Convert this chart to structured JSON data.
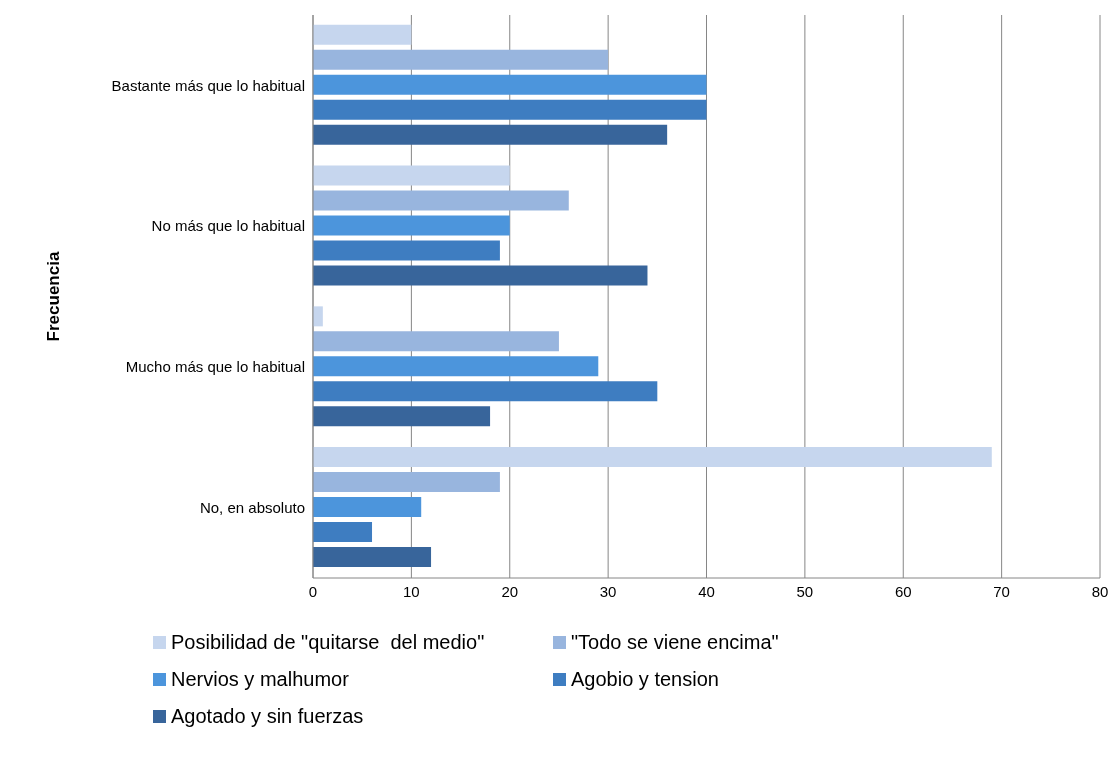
{
  "chart_data": {
    "type": "bar",
    "orientation": "horizontal",
    "ylabel": "Frecuencia",
    "categories": [
      "Bastante más que lo habitual",
      "No más que lo habitual",
      "Mucho más que lo habitual",
      "No, en absoluto"
    ],
    "series": [
      {
        "name": "Posibilidad de \"quitarse  del medio\"",
        "color": "#c6d6ee",
        "values": [
          10,
          20,
          1,
          69
        ]
      },
      {
        "name": "\"Todo se viene encima\"",
        "color": "#98b5de",
        "values": [
          30,
          26,
          25,
          19
        ]
      },
      {
        "name": "Nervios y malhumor",
        "color": "#4c95dc",
        "values": [
          40,
          20,
          29,
          11
        ]
      },
      {
        "name": "Agobio y tension",
        "color": "#3e7dc1",
        "values": [
          40,
          19,
          35,
          6
        ]
      },
      {
        "name": "Agotado y sin fuerzas",
        "color": "#38659b",
        "values": [
          36,
          34,
          18,
          12
        ]
      }
    ],
    "xlim": [
      0,
      80
    ],
    "xticks": [
      0,
      10,
      20,
      30,
      40,
      50,
      60,
      70,
      80
    ],
    "grid": "x",
    "legend": "bottom"
  }
}
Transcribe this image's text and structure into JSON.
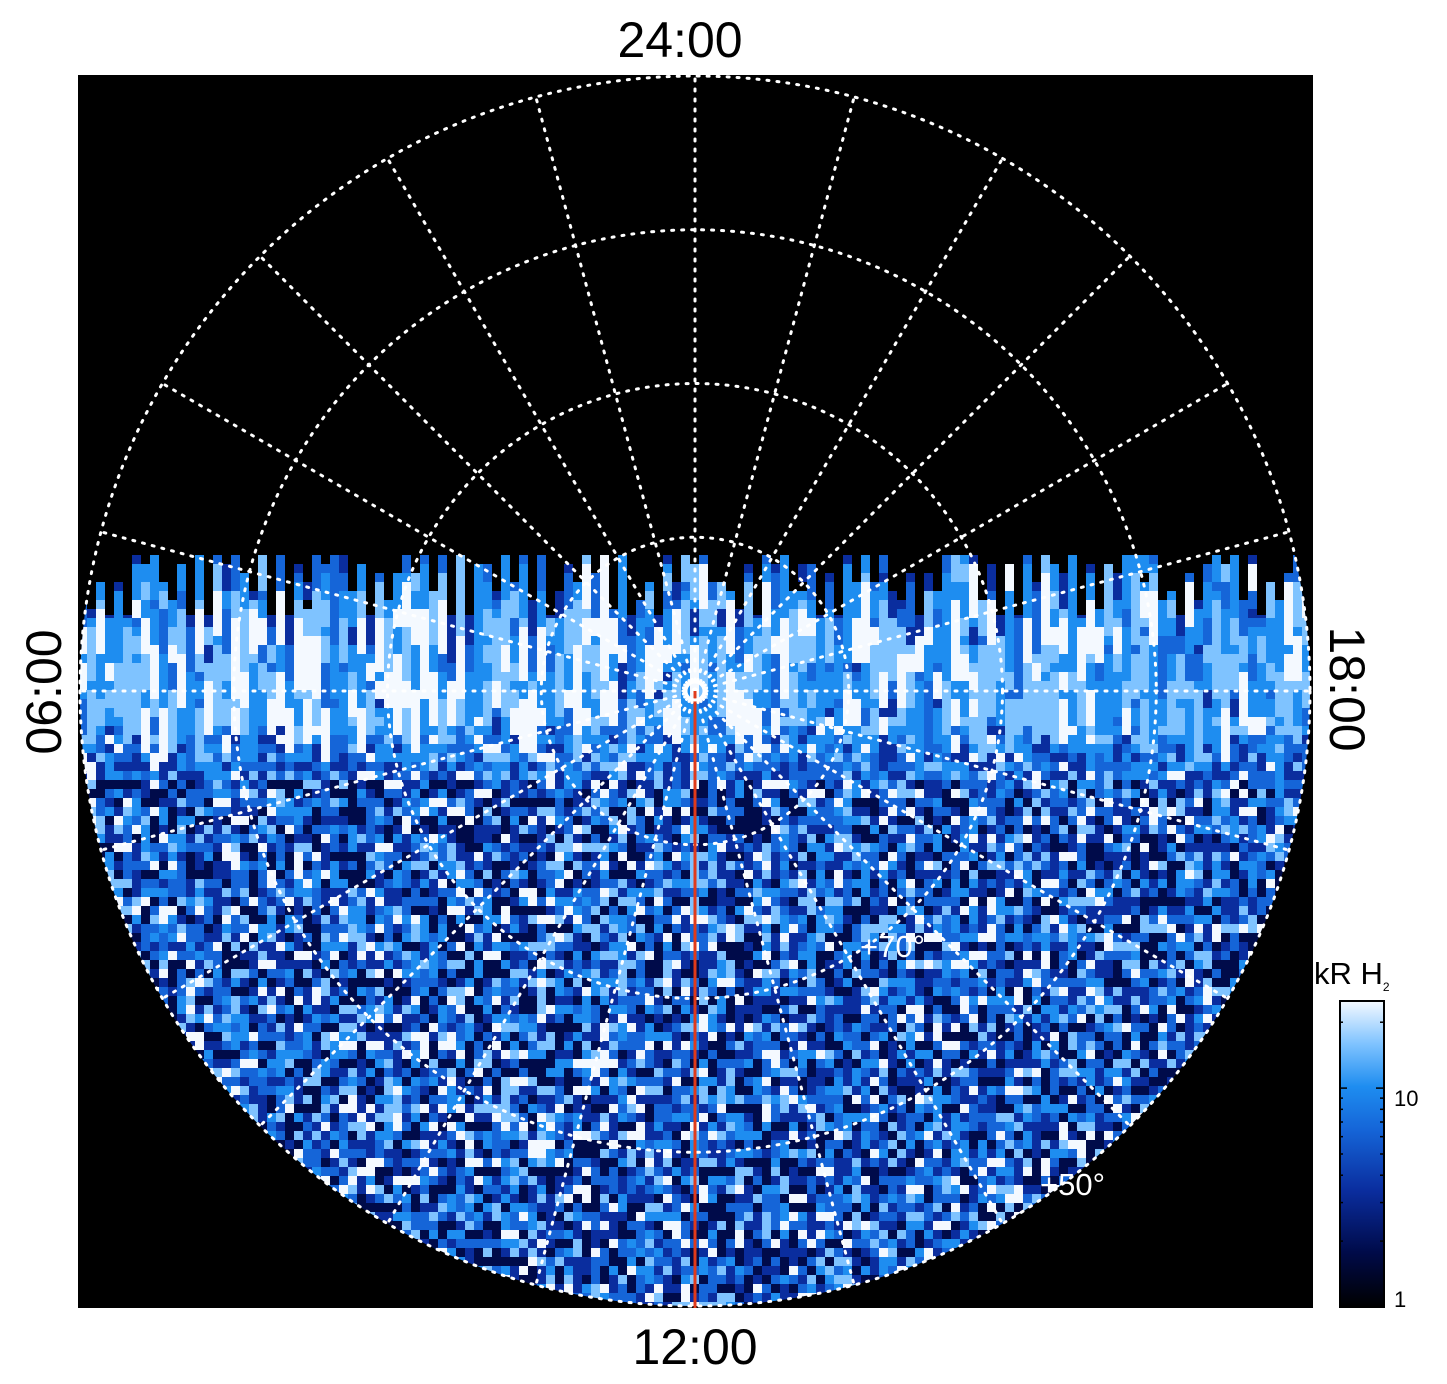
{
  "local_time_labels": {
    "top": "24:00",
    "bottom": "12:00",
    "left": "06:00",
    "right": "18:00"
  },
  "latitude_labels": {
    "inner": "+70°",
    "outer": "+50°"
  },
  "colorbar": {
    "title": "kR H",
    "title_subscript": "2",
    "ticks": [
      "10",
      "1"
    ],
    "scale": "log",
    "colors": [
      "#000000",
      "#000b4a",
      "#0a2d9e",
      "#1565d8",
      "#1e8df0",
      "#7fc3ff",
      "#f4f9ff"
    ]
  },
  "colors": {
    "background": "#000000",
    "grid": "#ffffff",
    "meridian_line": "#e03a1a"
  },
  "projection": {
    "view": "north polar, dayside at bottom",
    "hemisphere_coverage": "lower half filled, upper half blank"
  }
}
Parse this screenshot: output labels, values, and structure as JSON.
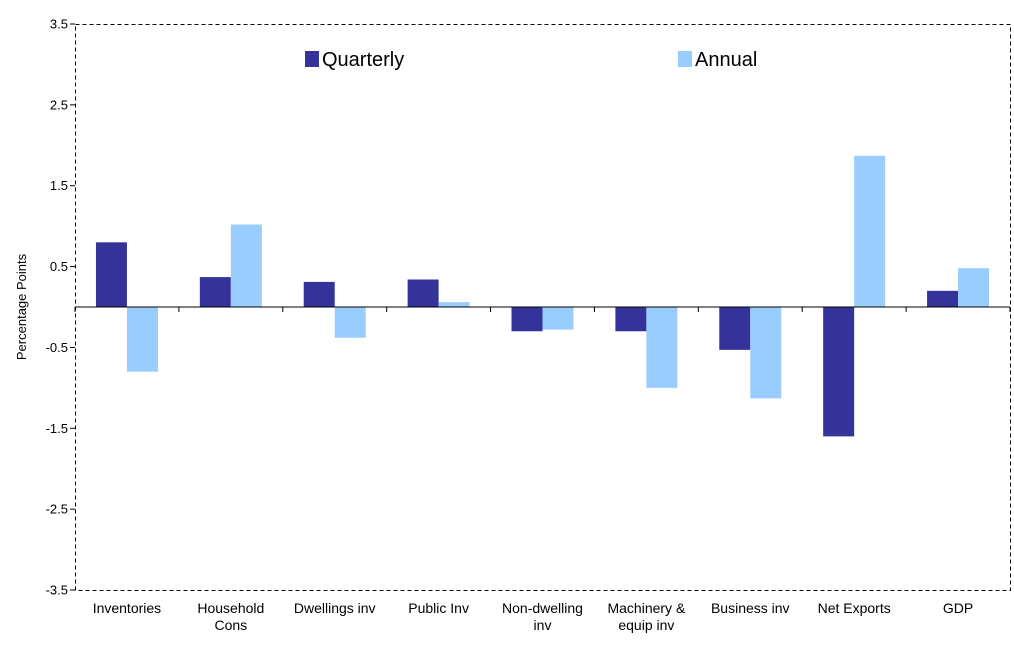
{
  "chart_data": {
    "type": "bar",
    "title": "",
    "xlabel": "",
    "ylabel": "Percentage Points",
    "ylim": [
      -3.5,
      3.5
    ],
    "yticks": [
      "3.5",
      "2.5",
      "1.5",
      "0.5",
      "-0.5",
      "-1.5",
      "-2.5",
      "-3.5"
    ],
    "ytick_values": [
      3.5,
      2.5,
      1.5,
      0.5,
      -0.5,
      -1.5,
      -2.5,
      -3.5
    ],
    "grid": false,
    "legend_position": "top-center",
    "categories": [
      [
        "Inventories"
      ],
      [
        "Household",
        "Cons"
      ],
      [
        "Dwellings inv"
      ],
      [
        "Public Inv"
      ],
      [
        "Non-dwelling",
        "inv"
      ],
      [
        "Machinery &",
        "equip inv"
      ],
      [
        "Business inv"
      ],
      [
        "Net Exports"
      ],
      [
        "GDP"
      ]
    ],
    "series": [
      {
        "name": "Quarterly",
        "color": "#333399",
        "values": [
          0.8,
          0.37,
          0.31,
          0.34,
          -0.3,
          -0.3,
          -0.53,
          -1.6,
          0.2
        ]
      },
      {
        "name": "Annual",
        "color": "#99CCFF",
        "values": [
          -0.8,
          1.02,
          -0.38,
          0.06,
          -0.28,
          -1.0,
          -1.13,
          1.87,
          0.48
        ]
      }
    ]
  }
}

※ ※ ※

» **THE EXERCISE**
Extract all lines that hold the word "name".

» **WRITTEN ANSWER**
        "name": "Posibilidad de \"quitarse  del medio\"",
        "name": "\"Todo se viene encima\"",
        "name": "Nervios y malhumor",
        "name": "Agobio y tension",
        "name": "Agotado y sin fuerzas",
        "name": "Quarterly",
        "name": "Annual",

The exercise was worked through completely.